INPUT ROWS:
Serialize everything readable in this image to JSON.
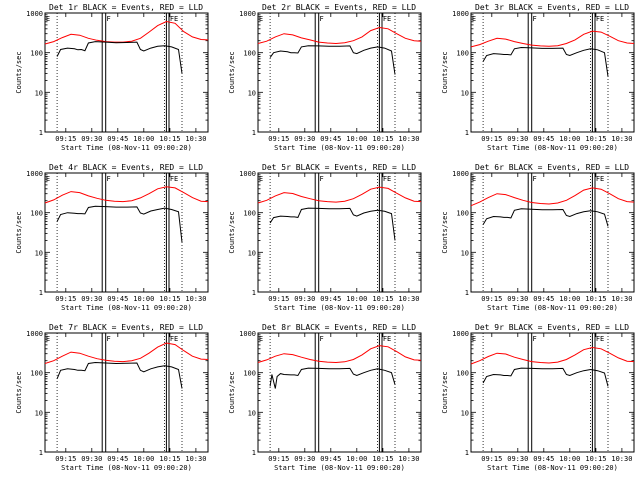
{
  "chart_data": {
    "type": "line",
    "layout": {
      "rows": 3,
      "cols": 3
    },
    "x_ticks": [
      "09:15",
      "09:30",
      "09:45",
      "10:00",
      "10:15",
      "10:30"
    ],
    "x_tick_values": [
      15,
      30,
      45,
      60,
      75,
      90
    ],
    "x_range_minutes": [
      3,
      97
    ],
    "y_scale": "log",
    "y_ticks": [
      "1",
      "10",
      "100",
      "1000"
    ],
    "ylim": [
      1,
      1000
    ],
    "ylabel": "Counts/sec",
    "xlabel": "Start Time (08-Nov-11 09:00:20)",
    "vertical_dotted_lines_minutes": [
      10,
      72,
      82
    ],
    "vertical_solid_lines_minutes": [
      36,
      38,
      73,
      74.5
    ],
    "region_labels": [
      {
        "text": "E",
        "x": 3.5
      },
      {
        "text": "F",
        "x": 38.5
      },
      {
        "text": "FE",
        "x": 75
      }
    ],
    "panels": [
      {
        "title": "Det 1r BLACK = Events, RED = LLD",
        "series": [
          {
            "color": "#ff0000",
            "x": [
              3,
              8,
              13,
              18,
              23,
              28,
              33,
              38,
              43,
              48,
              53,
              58,
              63,
              68,
              73,
              78,
              83,
              88,
              93,
              97
            ],
            "y": [
              165,
              190,
              240,
              290,
              275,
              230,
              205,
              190,
              185,
              185,
              195,
              230,
              330,
              480,
              610,
              550,
              340,
              250,
              215,
              210
            ]
          },
          {
            "color": "#000000",
            "x": [
              10,
              12,
              16,
              20,
              22,
              24,
              26,
              28,
              32,
              38,
              44,
              50,
              56,
              58,
              60,
              64,
              68,
              72,
              76,
              80,
              82
            ],
            "y": [
              80,
              120,
              130,
              125,
              118,
              120,
              112,
              175,
              190,
              185,
              178,
              180,
              185,
              120,
              110,
              130,
              145,
              150,
              140,
              120,
              30
            ]
          }
        ]
      },
      {
        "title": "Det 2r BLACK = Events, RED = LLD",
        "series": [
          {
            "color": "#ff0000",
            "x": [
              3,
              8,
              13,
              18,
              23,
              28,
              33,
              38,
              43,
              48,
              53,
              58,
              63,
              68,
              73,
              78,
              83,
              88,
              93,
              97
            ],
            "y": [
              170,
              195,
              250,
              300,
              280,
              235,
              210,
              185,
              175,
              170,
              178,
              200,
              250,
              360,
              430,
              400,
              300,
              230,
              200,
              195
            ]
          },
          {
            "color": "#000000",
            "x": [
              10,
              12,
              16,
              20,
              22,
              24,
              26,
              28,
              32,
              38,
              44,
              50,
              56,
              58,
              60,
              64,
              68,
              72,
              76,
              80,
              82
            ],
            "y": [
              75,
              100,
              110,
              105,
              100,
              100,
              98,
              140,
              150,
              148,
              145,
              145,
              148,
              100,
              95,
              115,
              130,
              140,
              130,
              110,
              28
            ]
          }
        ]
      },
      {
        "title": "Det 3r BLACK = Events, RED = LLD",
        "series": [
          {
            "color": "#ff0000",
            "x": [
              3,
              8,
              13,
              18,
              23,
              28,
              33,
              38,
              43,
              48,
              53,
              58,
              63,
              68,
              73,
              78,
              83,
              88,
              93,
              97
            ],
            "y": [
              140,
              160,
              195,
              230,
              220,
              190,
              170,
              155,
              148,
              145,
              150,
              170,
              210,
              290,
              350,
              330,
              260,
              200,
              175,
              170
            ]
          },
          {
            "color": "#000000",
            "x": [
              10,
              12,
              16,
              20,
              22,
              24,
              26,
              28,
              32,
              38,
              44,
              50,
              56,
              58,
              60,
              64,
              68,
              72,
              76,
              80,
              82
            ],
            "y": [
              60,
              85,
              95,
              92,
              90,
              90,
              88,
              125,
              135,
              132,
              128,
              128,
              130,
              90,
              85,
              100,
              115,
              125,
              118,
              100,
              25
            ]
          }
        ]
      },
      {
        "title": "Det 4r BLACK = Events, RED = LLD",
        "series": [
          {
            "color": "#ff0000",
            "x": [
              3,
              8,
              13,
              18,
              23,
              28,
              33,
              38,
              43,
              48,
              53,
              58,
              63,
              68,
              73,
              78,
              83,
              88,
              93,
              97
            ],
            "y": [
              175,
              210,
              275,
              340,
              320,
              265,
              230,
              205,
              195,
              190,
              200,
              235,
              300,
              400,
              450,
              420,
              320,
              240,
              195,
              190
            ]
          },
          {
            "color": "#000000",
            "x": [
              10,
              12,
              16,
              20,
              22,
              24,
              26,
              28,
              32,
              38,
              44,
              50,
              56,
              58,
              60,
              64,
              68,
              72,
              76,
              80,
              82
            ],
            "y": [
              60,
              90,
              100,
              97,
              95,
              95,
              93,
              135,
              145,
              142,
              138,
              138,
              140,
              98,
              92,
              110,
              120,
              130,
              120,
              105,
              18
            ]
          }
        ]
      },
      {
        "title": "Det 5r BLACK = Events, RED = LLD",
        "series": [
          {
            "color": "#ff0000",
            "x": [
              3,
              8,
              13,
              18,
              23,
              28,
              33,
              38,
              43,
              48,
              53,
              58,
              63,
              68,
              73,
              78,
              83,
              88,
              93,
              97
            ],
            "y": [
              175,
              205,
              265,
              320,
              305,
              255,
              225,
              200,
              190,
              185,
              195,
              225,
              290,
              390,
              440,
              410,
              310,
              235,
              195,
              190
            ]
          },
          {
            "color": "#000000",
            "x": [
              10,
              12,
              16,
              20,
              22,
              24,
              26,
              28,
              32,
              38,
              44,
              50,
              56,
              58,
              60,
              64,
              68,
              72,
              76,
              80,
              82
            ],
            "y": [
              55,
              75,
              82,
              80,
              78,
              78,
              76,
              120,
              130,
              128,
              125,
              125,
              128,
              88,
              82,
              98,
              108,
              115,
              108,
              95,
              20
            ]
          }
        ]
      },
      {
        "title": "Det 6r BLACK = Events, RED = LLD",
        "series": [
          {
            "color": "#ff0000",
            "x": [
              3,
              8,
              13,
              18,
              23,
              28,
              33,
              38,
              43,
              48,
              53,
              58,
              63,
              68,
              73,
              78,
              83,
              88,
              93,
              97
            ],
            "y": [
              150,
              185,
              240,
              300,
              285,
              240,
              205,
              180,
              170,
              165,
              175,
              205,
              270,
              370,
              420,
              390,
              300,
              225,
              190,
              185
            ]
          },
          {
            "color": "#000000",
            "x": [
              10,
              12,
              16,
              20,
              22,
              24,
              26,
              28,
              32,
              38,
              44,
              50,
              56,
              58,
              60,
              64,
              68,
              72,
              76,
              80,
              82
            ],
            "y": [
              50,
              70,
              80,
              78,
              76,
              76,
              74,
              115,
              125,
              122,
              118,
              118,
              120,
              85,
              80,
              95,
              105,
              112,
              105,
              92,
              45
            ]
          }
        ]
      },
      {
        "title": "Det 7r BLACK = Events, RED = LLD",
        "series": [
          {
            "color": "#ff0000",
            "x": [
              3,
              8,
              13,
              18,
              23,
              28,
              33,
              38,
              43,
              48,
              53,
              58,
              63,
              68,
              73,
              78,
              83,
              88,
              93,
              97
            ],
            "y": [
              170,
              200,
              260,
              330,
              310,
              260,
              225,
              205,
              195,
              190,
              200,
              230,
              310,
              440,
              560,
              510,
              360,
              260,
              220,
              215
            ]
          },
          {
            "color": "#000000",
            "x": [
              10,
              12,
              16,
              20,
              22,
              24,
              26,
              28,
              32,
              38,
              44,
              50,
              56,
              58,
              60,
              64,
              68,
              72,
              76,
              80,
              82
            ],
            "y": [
              70,
              115,
              125,
              120,
              115,
              115,
              112,
              170,
              180,
              175,
              170,
              172,
              175,
              115,
              105,
              125,
              140,
              150,
              140,
              120,
              40
            ]
          }
        ]
      },
      {
        "title": "Det 8r BLACK = Events, RED = LLD",
        "series": [
          {
            "color": "#ff0000",
            "x": [
              3,
              8,
              13,
              18,
              23,
              28,
              33,
              38,
              43,
              48,
              53,
              58,
              63,
              68,
              73,
              78,
              83,
              88,
              93,
              97
            ],
            "y": [
              180,
              210,
              260,
              300,
              285,
              245,
              215,
              195,
              185,
              180,
              188,
              215,
              280,
              400,
              480,
              450,
              340,
              250,
              210,
              205
            ]
          },
          {
            "color": "#000000",
            "x": [
              10,
              11,
              13,
              14,
              16,
              18,
              22,
              24,
              26,
              28,
              32,
              38,
              44,
              50,
              56,
              58,
              60,
              64,
              68,
              72,
              76,
              80,
              82
            ],
            "y": [
              45,
              90,
              40,
              80,
              95,
              90,
              88,
              88,
              85,
              120,
              130,
              128,
              125,
              125,
              128,
              92,
              85,
              100,
              115,
              125,
              115,
              100,
              50
            ]
          }
        ]
      },
      {
        "title": "Det 9r BLACK = Events, RED = LLD",
        "series": [
          {
            "color": "#ff0000",
            "x": [
              3,
              8,
              13,
              18,
              23,
              28,
              33,
              38,
              43,
              48,
              53,
              58,
              63,
              68,
              73,
              78,
              83,
              88,
              93,
              97
            ],
            "y": [
              165,
              200,
              255,
              310,
              295,
              245,
              215,
              190,
              180,
              175,
              185,
              215,
              280,
              380,
              430,
              400,
              310,
              235,
              195,
              190
            ]
          },
          {
            "color": "#000000",
            "x": [
              10,
              12,
              16,
              20,
              22,
              24,
              26,
              28,
              32,
              38,
              44,
              50,
              56,
              58,
              60,
              64,
              68,
              72,
              76,
              80,
              82
            ],
            "y": [
              55,
              80,
              90,
              88,
              85,
              85,
              83,
              120,
              130,
              128,
              125,
              125,
              128,
              90,
              85,
              100,
              112,
              120,
              112,
              98,
              45
            ]
          }
        ]
      }
    ]
  }
}
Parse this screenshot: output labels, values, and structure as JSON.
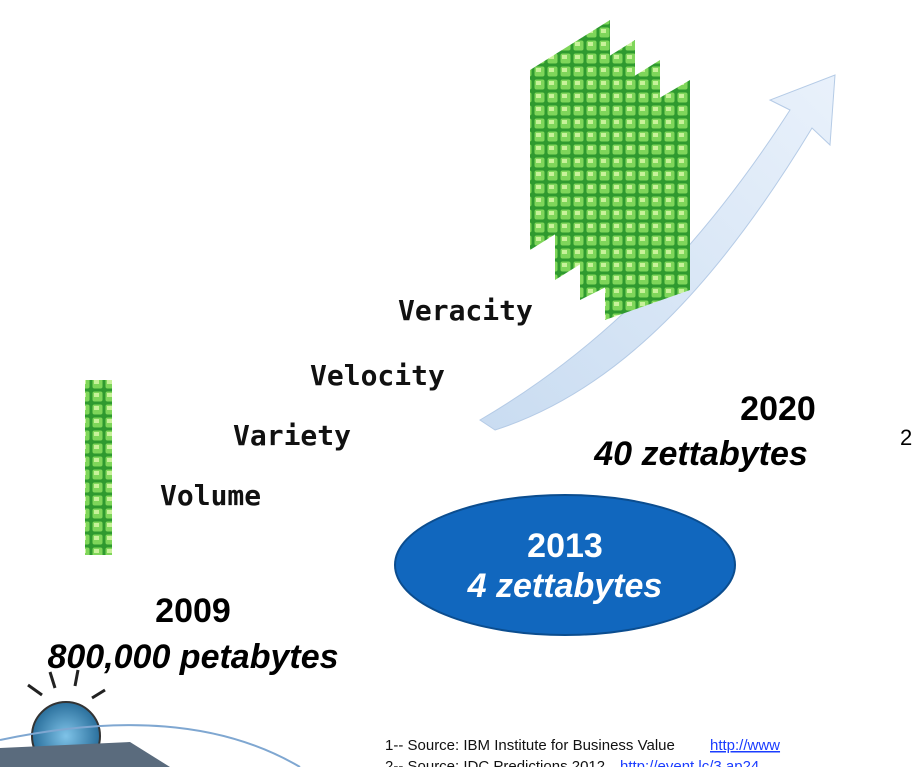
{
  "vs": [
    "Volume",
    "Variety",
    "Velocity",
    "Veracity"
  ],
  "milestones": [
    {
      "year": "2009",
      "amount": "800,000 petabytes"
    },
    {
      "year": "2013",
      "amount": "4 zettabytes"
    },
    {
      "year": "2020",
      "amount": "40 zettabytes",
      "note": "2"
    }
  ],
  "footnotes": [
    {
      "text": "1-- Source: IBM Institute for Business Value",
      "link": "http://www"
    },
    {
      "text": "2-- Source: IDC Predictions 2012",
      "link": "http://event.lc/3.ap24"
    }
  ]
}
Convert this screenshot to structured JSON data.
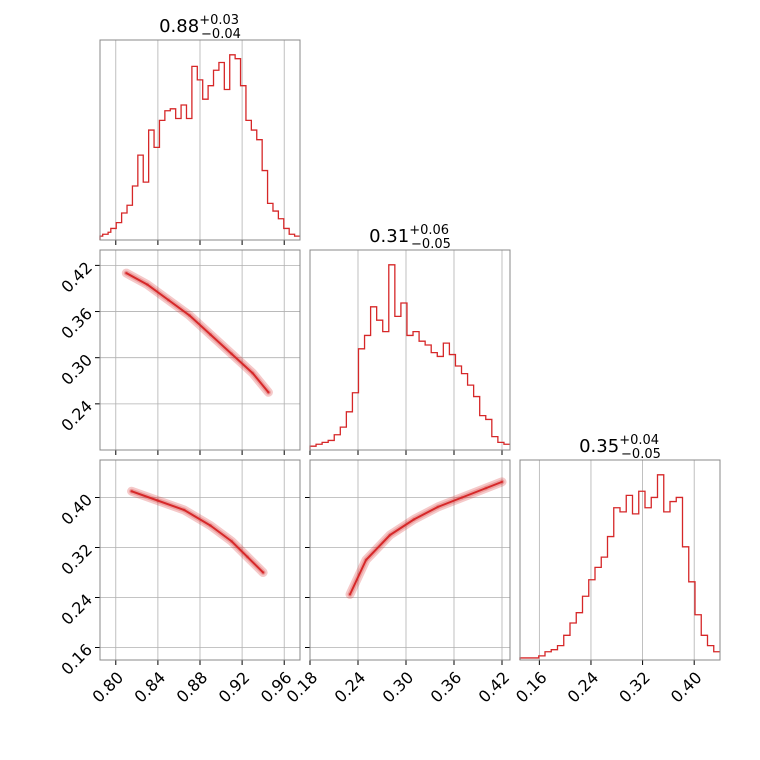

WRITTEN INSTRUCTION: Collect from the data above every line that includes "Events".

TASK RESPONSE:
        "title": "Det 1r BLACK = Events, RED = LLD",
        "title": "Det 2r BLACK = Events, RED = LLD",
        "title": "Det 3r BLACK = Events, RED = LLD",
        "title": "Det 4r BLACK = Events, RED = LLD",
        "title": "Det 5r BLACK = Events, RED = LLD",
        "title": "Det 6r BLACK = Events, RED = LLD",
        "title": "Det 7r BLACK = Events, RED = LLD",
        "title": "Det 8r BLACK = Events, RED = LLD",
        "title": "Det 9r BLACK = Events, RED = LLD",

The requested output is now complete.